Your goal — Wherever a line below holds the word "this", copy that line.

--- --- ---

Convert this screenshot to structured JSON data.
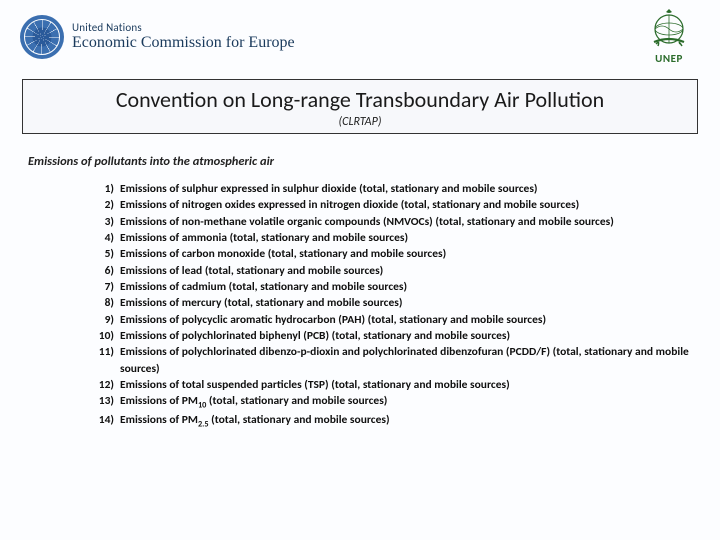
{
  "header": {
    "un_line1": "United Nations",
    "un_line2": "Economic Commission for Europe",
    "unep_label": "UNEP"
  },
  "title": {
    "main": "Convention on Long-range Transboundary Air Pollution",
    "sub": "(CLRTAP)"
  },
  "section_label": "Emissions of pollutants into the atmospheric air",
  "items": [
    {
      "n": "1)",
      "t": "Emissions of sulphur expressed in sulphur dioxide (total, stationary and mobile sources)"
    },
    {
      "n": "2)",
      "t": "Emissions of nitrogen oxides expressed in nitrogen dioxide (total, stationary and mobile sources)"
    },
    {
      "n": "3)",
      "t": "Emissions of non-methane volatile organic compounds (NMVOCs) (total, stationary and mobile sources)"
    },
    {
      "n": "4)",
      "t": "Emissions of ammonia (total, stationary and mobile sources)"
    },
    {
      "n": "5)",
      "t": "Emissions of carbon monoxide (total, stationary and mobile sources)"
    },
    {
      "n": "6)",
      "t": "Emissions of lead (total, stationary and mobile sources)"
    },
    {
      "n": "7)",
      "t": "Emissions of cadmium (total, stationary and mobile sources)"
    },
    {
      "n": "8)",
      "t": "Emissions of mercury (total, stationary and mobile sources)"
    },
    {
      "n": "9)",
      "t": "Emissions of polycyclic aromatic hydrocarbon (PAH) (total, stationary and mobile sources)"
    },
    {
      "n": "10)",
      "t": "Emissions of polychlorinated biphenyl (PCB) (total, stationary and mobile sources)"
    },
    {
      "n": "11)",
      "t": "Emissions of polychlorinated dibenzo-p-dioxin and polychlorinated dibenzofuran (PCDD/F) (total, stationary and mobile sources)"
    },
    {
      "n": "12)",
      "t": "Emissions of total suspended particles (TSP) (total, stationary and mobile sources)"
    },
    {
      "n": "13)",
      "t": "Emissions of PM₁₀ (total, stationary and mobile sources)"
    },
    {
      "n": "14)",
      "t": "Emissions of PM₂.₅ (total, stationary and mobile sources)"
    }
  ],
  "colors": {
    "border": "#333333",
    "bg": "#fcfdff",
    "un_blue": "#2a5a9a",
    "unep_green": "#2a6b2a"
  }
}
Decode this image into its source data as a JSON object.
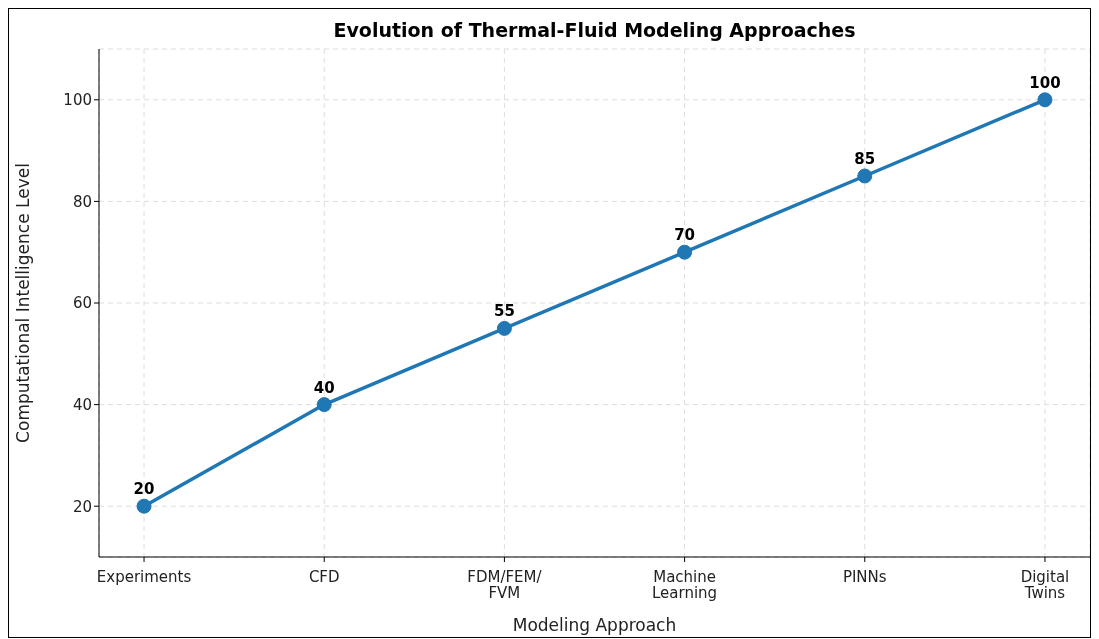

--- --- ---

Task response —
Convert this screenshot to structured JSON data.
Decode this image into its source data as a JSON object.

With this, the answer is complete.